**Instruction:** Restate the records below word for word.

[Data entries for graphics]
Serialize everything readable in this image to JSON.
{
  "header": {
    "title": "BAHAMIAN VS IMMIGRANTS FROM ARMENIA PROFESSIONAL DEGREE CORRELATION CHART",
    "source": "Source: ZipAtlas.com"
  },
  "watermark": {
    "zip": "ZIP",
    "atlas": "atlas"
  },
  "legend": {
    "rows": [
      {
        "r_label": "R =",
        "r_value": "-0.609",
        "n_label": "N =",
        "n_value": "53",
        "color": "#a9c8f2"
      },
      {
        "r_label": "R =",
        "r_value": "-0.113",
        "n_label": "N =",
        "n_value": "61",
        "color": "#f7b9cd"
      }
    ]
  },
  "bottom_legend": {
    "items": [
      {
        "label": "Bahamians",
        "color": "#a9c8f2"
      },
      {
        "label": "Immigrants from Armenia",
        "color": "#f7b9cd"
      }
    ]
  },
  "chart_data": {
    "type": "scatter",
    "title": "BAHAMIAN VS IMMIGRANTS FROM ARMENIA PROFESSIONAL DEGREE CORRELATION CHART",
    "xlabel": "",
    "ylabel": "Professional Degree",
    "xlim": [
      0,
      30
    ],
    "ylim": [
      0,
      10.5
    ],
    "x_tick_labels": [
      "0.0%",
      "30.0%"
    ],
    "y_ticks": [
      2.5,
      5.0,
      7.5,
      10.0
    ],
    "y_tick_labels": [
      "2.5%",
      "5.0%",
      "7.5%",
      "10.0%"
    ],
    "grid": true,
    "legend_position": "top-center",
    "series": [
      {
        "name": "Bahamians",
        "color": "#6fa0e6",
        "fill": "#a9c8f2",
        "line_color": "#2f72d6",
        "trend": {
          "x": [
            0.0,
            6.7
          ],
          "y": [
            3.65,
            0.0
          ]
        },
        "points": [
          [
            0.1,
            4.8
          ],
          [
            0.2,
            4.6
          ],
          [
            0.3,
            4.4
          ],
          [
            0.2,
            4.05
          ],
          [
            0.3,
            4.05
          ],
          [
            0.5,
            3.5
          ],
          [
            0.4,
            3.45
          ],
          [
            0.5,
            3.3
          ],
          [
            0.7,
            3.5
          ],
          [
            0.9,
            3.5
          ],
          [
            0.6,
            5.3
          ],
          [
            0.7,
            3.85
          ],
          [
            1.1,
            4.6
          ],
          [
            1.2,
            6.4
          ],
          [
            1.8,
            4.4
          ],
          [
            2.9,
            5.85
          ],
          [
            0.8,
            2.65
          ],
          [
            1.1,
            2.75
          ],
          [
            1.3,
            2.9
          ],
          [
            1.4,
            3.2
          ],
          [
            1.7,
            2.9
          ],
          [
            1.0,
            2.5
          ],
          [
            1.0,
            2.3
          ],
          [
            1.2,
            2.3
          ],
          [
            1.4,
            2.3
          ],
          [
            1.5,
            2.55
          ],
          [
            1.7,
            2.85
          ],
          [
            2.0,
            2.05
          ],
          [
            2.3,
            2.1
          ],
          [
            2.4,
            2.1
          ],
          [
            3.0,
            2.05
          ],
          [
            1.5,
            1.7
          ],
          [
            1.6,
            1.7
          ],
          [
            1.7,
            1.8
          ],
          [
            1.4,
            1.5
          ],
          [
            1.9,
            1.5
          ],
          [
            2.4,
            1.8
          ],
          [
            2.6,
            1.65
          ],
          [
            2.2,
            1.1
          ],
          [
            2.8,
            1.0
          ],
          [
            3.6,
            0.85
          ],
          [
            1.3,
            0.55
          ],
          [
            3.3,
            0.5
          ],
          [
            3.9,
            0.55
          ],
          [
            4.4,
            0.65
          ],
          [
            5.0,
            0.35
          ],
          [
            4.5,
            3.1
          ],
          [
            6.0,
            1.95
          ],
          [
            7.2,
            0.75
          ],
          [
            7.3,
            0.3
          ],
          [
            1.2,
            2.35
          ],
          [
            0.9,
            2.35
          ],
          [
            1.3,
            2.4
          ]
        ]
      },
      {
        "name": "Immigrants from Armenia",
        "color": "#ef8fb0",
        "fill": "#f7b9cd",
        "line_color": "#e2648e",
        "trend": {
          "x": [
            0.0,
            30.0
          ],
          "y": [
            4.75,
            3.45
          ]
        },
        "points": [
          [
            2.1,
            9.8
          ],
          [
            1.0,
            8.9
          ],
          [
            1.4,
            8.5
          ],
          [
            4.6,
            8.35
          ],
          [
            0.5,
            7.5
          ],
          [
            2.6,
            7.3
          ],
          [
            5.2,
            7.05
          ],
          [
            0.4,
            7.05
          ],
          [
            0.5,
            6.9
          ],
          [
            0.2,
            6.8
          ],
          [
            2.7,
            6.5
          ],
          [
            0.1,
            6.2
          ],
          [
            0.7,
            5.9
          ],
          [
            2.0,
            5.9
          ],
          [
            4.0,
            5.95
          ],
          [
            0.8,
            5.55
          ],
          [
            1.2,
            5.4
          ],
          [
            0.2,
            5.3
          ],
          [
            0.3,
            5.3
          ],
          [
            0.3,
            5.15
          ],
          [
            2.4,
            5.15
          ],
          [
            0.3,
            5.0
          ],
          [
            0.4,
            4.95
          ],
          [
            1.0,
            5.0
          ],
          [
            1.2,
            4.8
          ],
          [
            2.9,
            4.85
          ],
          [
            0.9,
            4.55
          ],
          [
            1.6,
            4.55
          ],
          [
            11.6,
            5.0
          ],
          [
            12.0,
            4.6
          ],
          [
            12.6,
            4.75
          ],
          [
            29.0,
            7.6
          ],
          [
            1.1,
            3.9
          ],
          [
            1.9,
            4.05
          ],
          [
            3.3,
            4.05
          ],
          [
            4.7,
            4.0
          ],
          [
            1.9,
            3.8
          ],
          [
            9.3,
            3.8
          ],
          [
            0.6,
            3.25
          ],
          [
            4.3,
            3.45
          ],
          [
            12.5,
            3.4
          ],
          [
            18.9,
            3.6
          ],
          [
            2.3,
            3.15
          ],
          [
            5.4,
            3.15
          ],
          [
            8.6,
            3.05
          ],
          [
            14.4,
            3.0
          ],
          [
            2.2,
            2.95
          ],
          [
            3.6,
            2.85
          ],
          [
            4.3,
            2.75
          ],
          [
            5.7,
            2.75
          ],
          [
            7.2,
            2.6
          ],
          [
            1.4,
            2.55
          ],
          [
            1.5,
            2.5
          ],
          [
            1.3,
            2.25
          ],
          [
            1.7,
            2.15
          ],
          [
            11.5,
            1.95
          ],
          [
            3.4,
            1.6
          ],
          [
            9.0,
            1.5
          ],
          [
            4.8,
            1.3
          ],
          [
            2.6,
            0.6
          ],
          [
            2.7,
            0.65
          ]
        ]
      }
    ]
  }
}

**Final answer:**
Serialize everything readable in this image to JSON.
{
  "header": {
    "title": "BAHAMIAN VS IMMIGRANTS FROM ARMENIA PROFESSIONAL DEGREE CORRELATION CHART",
    "source": "Source: ZipAtlas.com"
  },
  "watermark": {
    "zip": "ZIP",
    "atlas": "atlas"
  },
  "legend": {
    "rows": [
      {
        "r_label": "R =",
        "r_value": "-0.609",
        "n_label": "N =",
        "n_value": "53",
        "color": "#a9c8f2"
      },
      {
        "r_label": "R =",
        "r_value": "-0.113",
        "n_label": "N =",
        "n_value": "61",
        "color": "#f7b9cd"
      }
    ]
  },
  "bottom_legend": {
    "items": [
      {
        "label": "Bahamians",
        "color": "#a9c8f2"
      },
      {
        "label": "Immigrants from Armenia",
        "color": "#f7b9cd"
      }
    ]
  },
  "chart_data": {
    "type": "scatter",
    "title": "BAHAMIAN VS IMMIGRANTS FROM ARMENIA PROFESSIONAL DEGREE CORRELATION CHART",
    "xlabel": "",
    "ylabel": "Professional Degree",
    "xlim": [
      0,
      30
    ],
    "ylim": [
      0,
      10.5
    ],
    "x_tick_labels": [
      "0.0%",
      "30.0%"
    ],
    "y_ticks": [
      2.5,
      5.0,
      7.5,
      10.0
    ],
    "y_tick_labels": [
      "2.5%",
      "5.0%",
      "7.5%",
      "10.0%"
    ],
    "grid": true,
    "legend_position": "top-center",
    "series": [
      {
        "name": "Bahamians",
        "color": "#6fa0e6",
        "fill": "#a9c8f2",
        "line_color": "#2f72d6",
        "trend": {
          "x": [
            0.0,
            6.7
          ],
          "y": [
            3.65,
            0.0
          ]
        },
        "points": [
          [
            0.1,
            4.8
          ],
          [
            0.2,
            4.6
          ],
          [
            0.3,
            4.4
          ],
          [
            0.2,
            4.05
          ],
          [
            0.3,
            4.05
          ],
          [
            0.5,
            3.5
          ],
          [
            0.4,
            3.45
          ],
          [
            0.5,
            3.3
          ],
          [
            0.7,
            3.5
          ],
          [
            0.9,
            3.5
          ],
          [
            0.6,
            5.3
          ],
          [
            0.7,
            3.85
          ],
          [
            1.1,
            4.6
          ],
          [
            1.2,
            6.4
          ],
          [
            1.8,
            4.4
          ],
          [
            2.9,
            5.85
          ],
          [
            0.8,
            2.65
          ],
          [
            1.1,
            2.75
          ],
          [
            1.3,
            2.9
          ],
          [
            1.4,
            3.2
          ],
          [
            1.7,
            2.9
          ],
          [
            1.0,
            2.5
          ],
          [
            1.0,
            2.3
          ],
          [
            1.2,
            2.3
          ],
          [
            1.4,
            2.3
          ],
          [
            1.5,
            2.55
          ],
          [
            1.7,
            2.85
          ],
          [
            2.0,
            2.05
          ],
          [
            2.3,
            2.1
          ],
          [
            2.4,
            2.1
          ],
          [
            3.0,
            2.05
          ],
          [
            1.5,
            1.7
          ],
          [
            1.6,
            1.7
          ],
          [
            1.7,
            1.8
          ],
          [
            1.4,
            1.5
          ],
          [
            1.9,
            1.5
          ],
          [
            2.4,
            1.8
          ],
          [
            2.6,
            1.65
          ],
          [
            2.2,
            1.1
          ],
          [
            2.8,
            1.0
          ],
          [
            3.6,
            0.85
          ],
          [
            1.3,
            0.55
          ],
          [
            3.3,
            0.5
          ],
          [
            3.9,
            0.55
          ],
          [
            4.4,
            0.65
          ],
          [
            5.0,
            0.35
          ],
          [
            4.5,
            3.1
          ],
          [
            6.0,
            1.95
          ],
          [
            7.2,
            0.75
          ],
          [
            7.3,
            0.3
          ],
          [
            1.2,
            2.35
          ],
          [
            0.9,
            2.35
          ],
          [
            1.3,
            2.4
          ]
        ]
      },
      {
        "name": "Immigrants from Armenia",
        "color": "#ef8fb0",
        "fill": "#f7b9cd",
        "line_color": "#e2648e",
        "trend": {
          "x": [
            0.0,
            30.0
          ],
          "y": [
            4.75,
            3.45
          ]
        },
        "points": [
          [
            2.1,
            9.8
          ],
          [
            1.0,
            8.9
          ],
          [
            1.4,
            8.5
          ],
          [
            4.6,
            8.35
          ],
          [
            0.5,
            7.5
          ],
          [
            2.6,
            7.3
          ],
          [
            5.2,
            7.05
          ],
          [
            0.4,
            7.05
          ],
          [
            0.5,
            6.9
          ],
          [
            0.2,
            6.8
          ],
          [
            2.7,
            6.5
          ],
          [
            0.1,
            6.2
          ],
          [
            0.7,
            5.9
          ],
          [
            2.0,
            5.9
          ],
          [
            4.0,
            5.95
          ],
          [
            0.8,
            5.55
          ],
          [
            1.2,
            5.4
          ],
          [
            0.2,
            5.3
          ],
          [
            0.3,
            5.3
          ],
          [
            0.3,
            5.15
          ],
          [
            2.4,
            5.15
          ],
          [
            0.3,
            5.0
          ],
          [
            0.4,
            4.95
          ],
          [
            1.0,
            5.0
          ],
          [
            1.2,
            4.8
          ],
          [
            2.9,
            4.85
          ],
          [
            0.9,
            4.55
          ],
          [
            1.6,
            4.55
          ],
          [
            11.6,
            5.0
          ],
          [
            12.0,
            4.6
          ],
          [
            12.6,
            4.75
          ],
          [
            29.0,
            7.6
          ],
          [
            1.1,
            3.9
          ],
          [
            1.9,
            4.05
          ],
          [
            3.3,
            4.05
          ],
          [
            4.7,
            4.0
          ],
          [
            1.9,
            3.8
          ],
          [
            9.3,
            3.8
          ],
          [
            0.6,
            3.25
          ],
          [
            4.3,
            3.45
          ],
          [
            12.5,
            3.4
          ],
          [
            18.9,
            3.6
          ],
          [
            2.3,
            3.15
          ],
          [
            5.4,
            3.15
          ],
          [
            8.6,
            3.05
          ],
          [
            14.4,
            3.0
          ],
          [
            2.2,
            2.95
          ],
          [
            3.6,
            2.85
          ],
          [
            4.3,
            2.75
          ],
          [
            5.7,
            2.75
          ],
          [
            7.2,
            2.6
          ],
          [
            1.4,
            2.55
          ],
          [
            1.5,
            2.5
          ],
          [
            1.3,
            2.25
          ],
          [
            1.7,
            2.15
          ],
          [
            11.5,
            1.95
          ],
          [
            3.4,
            1.6
          ],
          [
            9.0,
            1.5
          ],
          [
            4.8,
            1.3
          ],
          [
            2.6,
            0.6
          ],
          [
            2.7,
            0.65
          ]
        ]
      }
    ]
  }
}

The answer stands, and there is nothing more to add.